--- start Available records ---

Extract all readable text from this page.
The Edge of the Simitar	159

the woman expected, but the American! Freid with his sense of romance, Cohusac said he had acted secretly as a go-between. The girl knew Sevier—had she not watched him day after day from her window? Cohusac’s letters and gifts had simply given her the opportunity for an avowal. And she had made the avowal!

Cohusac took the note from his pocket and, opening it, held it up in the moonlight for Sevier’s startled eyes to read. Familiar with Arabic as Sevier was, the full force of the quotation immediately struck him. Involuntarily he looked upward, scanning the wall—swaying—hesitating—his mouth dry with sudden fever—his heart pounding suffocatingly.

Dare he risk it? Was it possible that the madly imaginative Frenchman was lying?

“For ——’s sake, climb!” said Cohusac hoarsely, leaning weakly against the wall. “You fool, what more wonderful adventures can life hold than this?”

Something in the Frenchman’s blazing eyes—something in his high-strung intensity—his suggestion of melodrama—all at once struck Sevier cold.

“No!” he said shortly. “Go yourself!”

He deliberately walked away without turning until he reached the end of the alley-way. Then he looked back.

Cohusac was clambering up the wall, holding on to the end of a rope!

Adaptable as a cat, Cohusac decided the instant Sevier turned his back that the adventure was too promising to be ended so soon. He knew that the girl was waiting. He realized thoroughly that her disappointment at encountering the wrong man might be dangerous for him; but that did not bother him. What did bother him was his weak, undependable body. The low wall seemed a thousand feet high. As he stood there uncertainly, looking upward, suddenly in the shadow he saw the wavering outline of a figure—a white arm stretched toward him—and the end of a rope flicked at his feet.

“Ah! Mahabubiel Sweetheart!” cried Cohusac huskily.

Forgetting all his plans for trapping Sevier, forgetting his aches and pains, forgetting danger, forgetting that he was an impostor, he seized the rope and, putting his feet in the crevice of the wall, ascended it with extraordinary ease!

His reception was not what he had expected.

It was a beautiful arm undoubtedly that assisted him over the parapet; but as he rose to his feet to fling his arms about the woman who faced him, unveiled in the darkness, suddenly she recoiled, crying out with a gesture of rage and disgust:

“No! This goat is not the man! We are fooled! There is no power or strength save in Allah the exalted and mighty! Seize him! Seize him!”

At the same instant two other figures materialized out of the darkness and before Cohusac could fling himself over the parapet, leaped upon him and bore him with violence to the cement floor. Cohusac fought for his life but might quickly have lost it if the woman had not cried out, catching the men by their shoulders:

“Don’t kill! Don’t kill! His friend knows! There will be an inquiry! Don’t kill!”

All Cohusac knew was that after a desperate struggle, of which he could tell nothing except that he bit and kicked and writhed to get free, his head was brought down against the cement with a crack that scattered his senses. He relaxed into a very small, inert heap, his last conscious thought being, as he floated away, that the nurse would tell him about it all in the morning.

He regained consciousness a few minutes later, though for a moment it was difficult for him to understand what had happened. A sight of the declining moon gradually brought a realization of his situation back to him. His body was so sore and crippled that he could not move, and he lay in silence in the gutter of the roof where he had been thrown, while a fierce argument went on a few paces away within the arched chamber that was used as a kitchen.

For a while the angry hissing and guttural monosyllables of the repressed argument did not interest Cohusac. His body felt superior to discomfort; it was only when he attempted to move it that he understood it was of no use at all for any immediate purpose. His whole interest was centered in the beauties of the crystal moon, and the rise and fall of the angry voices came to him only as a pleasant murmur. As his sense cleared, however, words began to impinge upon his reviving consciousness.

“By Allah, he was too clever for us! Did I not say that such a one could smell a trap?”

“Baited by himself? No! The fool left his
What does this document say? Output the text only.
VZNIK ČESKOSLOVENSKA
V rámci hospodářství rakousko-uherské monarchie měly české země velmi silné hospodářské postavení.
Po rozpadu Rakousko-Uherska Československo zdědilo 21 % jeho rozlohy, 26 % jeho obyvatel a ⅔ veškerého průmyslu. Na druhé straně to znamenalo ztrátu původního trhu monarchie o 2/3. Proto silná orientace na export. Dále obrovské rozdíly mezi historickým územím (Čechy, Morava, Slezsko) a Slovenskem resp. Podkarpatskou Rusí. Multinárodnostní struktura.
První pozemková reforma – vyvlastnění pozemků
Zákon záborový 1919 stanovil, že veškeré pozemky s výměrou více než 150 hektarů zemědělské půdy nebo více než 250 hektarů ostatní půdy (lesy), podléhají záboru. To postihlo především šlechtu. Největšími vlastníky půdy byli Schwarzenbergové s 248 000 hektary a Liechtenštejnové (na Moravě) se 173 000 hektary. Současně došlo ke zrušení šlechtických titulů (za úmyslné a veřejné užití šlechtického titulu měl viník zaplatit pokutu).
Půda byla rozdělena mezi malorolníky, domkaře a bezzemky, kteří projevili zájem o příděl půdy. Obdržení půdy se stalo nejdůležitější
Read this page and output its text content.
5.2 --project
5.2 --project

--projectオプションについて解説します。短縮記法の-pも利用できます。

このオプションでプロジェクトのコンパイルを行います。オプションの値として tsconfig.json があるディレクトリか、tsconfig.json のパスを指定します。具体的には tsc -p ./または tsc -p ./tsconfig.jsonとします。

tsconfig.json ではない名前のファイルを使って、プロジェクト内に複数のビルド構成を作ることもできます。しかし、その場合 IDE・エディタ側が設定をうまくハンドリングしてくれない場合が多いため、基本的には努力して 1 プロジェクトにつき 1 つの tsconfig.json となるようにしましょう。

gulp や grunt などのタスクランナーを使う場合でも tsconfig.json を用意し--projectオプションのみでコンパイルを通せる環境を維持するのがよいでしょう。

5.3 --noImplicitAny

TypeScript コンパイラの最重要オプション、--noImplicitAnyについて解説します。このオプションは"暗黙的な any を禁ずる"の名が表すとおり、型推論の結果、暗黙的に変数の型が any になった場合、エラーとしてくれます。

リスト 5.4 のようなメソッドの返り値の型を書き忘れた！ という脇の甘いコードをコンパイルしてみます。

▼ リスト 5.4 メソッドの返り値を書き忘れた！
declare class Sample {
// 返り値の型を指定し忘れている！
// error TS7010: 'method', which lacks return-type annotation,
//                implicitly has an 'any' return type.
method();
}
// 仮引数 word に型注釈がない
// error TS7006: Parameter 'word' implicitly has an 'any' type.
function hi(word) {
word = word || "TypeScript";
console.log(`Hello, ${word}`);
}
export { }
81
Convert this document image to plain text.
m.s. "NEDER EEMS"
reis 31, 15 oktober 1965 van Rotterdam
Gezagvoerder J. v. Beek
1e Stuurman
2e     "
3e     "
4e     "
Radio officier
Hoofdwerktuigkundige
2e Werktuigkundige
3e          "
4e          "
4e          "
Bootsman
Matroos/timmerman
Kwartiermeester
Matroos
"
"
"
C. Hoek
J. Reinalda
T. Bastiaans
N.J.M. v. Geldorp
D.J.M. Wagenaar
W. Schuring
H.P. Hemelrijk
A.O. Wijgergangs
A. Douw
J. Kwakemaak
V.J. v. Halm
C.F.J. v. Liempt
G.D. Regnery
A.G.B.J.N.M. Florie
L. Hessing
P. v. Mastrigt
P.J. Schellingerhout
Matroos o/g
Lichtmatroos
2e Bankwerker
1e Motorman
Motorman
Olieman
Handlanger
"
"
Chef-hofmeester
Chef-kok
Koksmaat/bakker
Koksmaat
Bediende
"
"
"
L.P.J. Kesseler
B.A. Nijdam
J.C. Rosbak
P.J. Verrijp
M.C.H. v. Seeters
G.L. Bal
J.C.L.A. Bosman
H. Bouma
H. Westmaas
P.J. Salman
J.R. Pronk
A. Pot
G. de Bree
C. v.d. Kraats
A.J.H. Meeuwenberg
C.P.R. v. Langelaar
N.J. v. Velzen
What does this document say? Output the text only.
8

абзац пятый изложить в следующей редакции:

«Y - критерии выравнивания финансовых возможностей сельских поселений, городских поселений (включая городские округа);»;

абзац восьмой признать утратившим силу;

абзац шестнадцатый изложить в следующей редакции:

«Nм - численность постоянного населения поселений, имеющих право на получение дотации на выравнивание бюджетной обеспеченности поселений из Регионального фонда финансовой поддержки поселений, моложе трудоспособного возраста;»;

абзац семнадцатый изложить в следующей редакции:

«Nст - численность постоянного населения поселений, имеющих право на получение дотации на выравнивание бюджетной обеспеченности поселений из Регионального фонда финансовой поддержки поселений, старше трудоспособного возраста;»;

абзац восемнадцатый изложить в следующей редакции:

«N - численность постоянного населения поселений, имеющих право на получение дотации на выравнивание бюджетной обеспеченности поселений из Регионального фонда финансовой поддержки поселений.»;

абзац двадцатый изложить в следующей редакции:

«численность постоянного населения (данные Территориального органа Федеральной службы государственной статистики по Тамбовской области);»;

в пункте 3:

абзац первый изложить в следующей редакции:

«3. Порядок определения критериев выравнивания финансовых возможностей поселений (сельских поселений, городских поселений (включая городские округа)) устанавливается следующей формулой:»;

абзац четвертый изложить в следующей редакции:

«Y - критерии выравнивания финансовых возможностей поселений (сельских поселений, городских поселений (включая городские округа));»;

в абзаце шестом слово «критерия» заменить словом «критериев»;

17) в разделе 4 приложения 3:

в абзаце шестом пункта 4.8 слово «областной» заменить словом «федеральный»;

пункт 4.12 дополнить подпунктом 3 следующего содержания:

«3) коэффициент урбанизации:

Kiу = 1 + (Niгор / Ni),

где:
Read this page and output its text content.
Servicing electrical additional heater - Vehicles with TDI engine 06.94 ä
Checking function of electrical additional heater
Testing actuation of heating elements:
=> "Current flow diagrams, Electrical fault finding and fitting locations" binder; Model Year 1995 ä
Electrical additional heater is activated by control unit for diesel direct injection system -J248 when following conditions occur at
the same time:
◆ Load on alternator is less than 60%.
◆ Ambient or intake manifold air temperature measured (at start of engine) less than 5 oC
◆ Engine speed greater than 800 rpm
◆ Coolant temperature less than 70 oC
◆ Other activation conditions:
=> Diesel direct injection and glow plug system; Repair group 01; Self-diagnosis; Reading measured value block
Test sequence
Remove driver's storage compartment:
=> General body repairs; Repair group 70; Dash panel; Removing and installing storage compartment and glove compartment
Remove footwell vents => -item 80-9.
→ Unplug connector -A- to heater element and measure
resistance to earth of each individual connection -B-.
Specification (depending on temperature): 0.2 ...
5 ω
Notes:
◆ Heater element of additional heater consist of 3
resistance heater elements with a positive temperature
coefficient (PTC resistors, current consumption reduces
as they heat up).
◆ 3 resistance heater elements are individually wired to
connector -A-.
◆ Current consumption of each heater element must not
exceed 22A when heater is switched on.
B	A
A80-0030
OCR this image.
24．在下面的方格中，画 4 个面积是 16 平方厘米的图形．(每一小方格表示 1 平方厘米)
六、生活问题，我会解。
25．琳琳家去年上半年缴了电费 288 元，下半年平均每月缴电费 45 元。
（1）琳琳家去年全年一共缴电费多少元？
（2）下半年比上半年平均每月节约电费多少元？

--- end Available records ---

Stated exercise:
Reproduce only those lines of the entries above that run from the line with "OCR this image." to the final line.

Result for this task:
OCR this image.
24．在下面的方格中，画 4 个面积是 16 平方厘米的图形．(每一小方格表示 1 平方厘米)
六、生活问题，我会解。
25．琳琳家去年上半年缴了电费 288 元，下半年平均每月缴电费 45 元。
（1）琳琳家去年全年一共缴电费多少元？
（2）下半年比上半年平均每月节约电费多少元？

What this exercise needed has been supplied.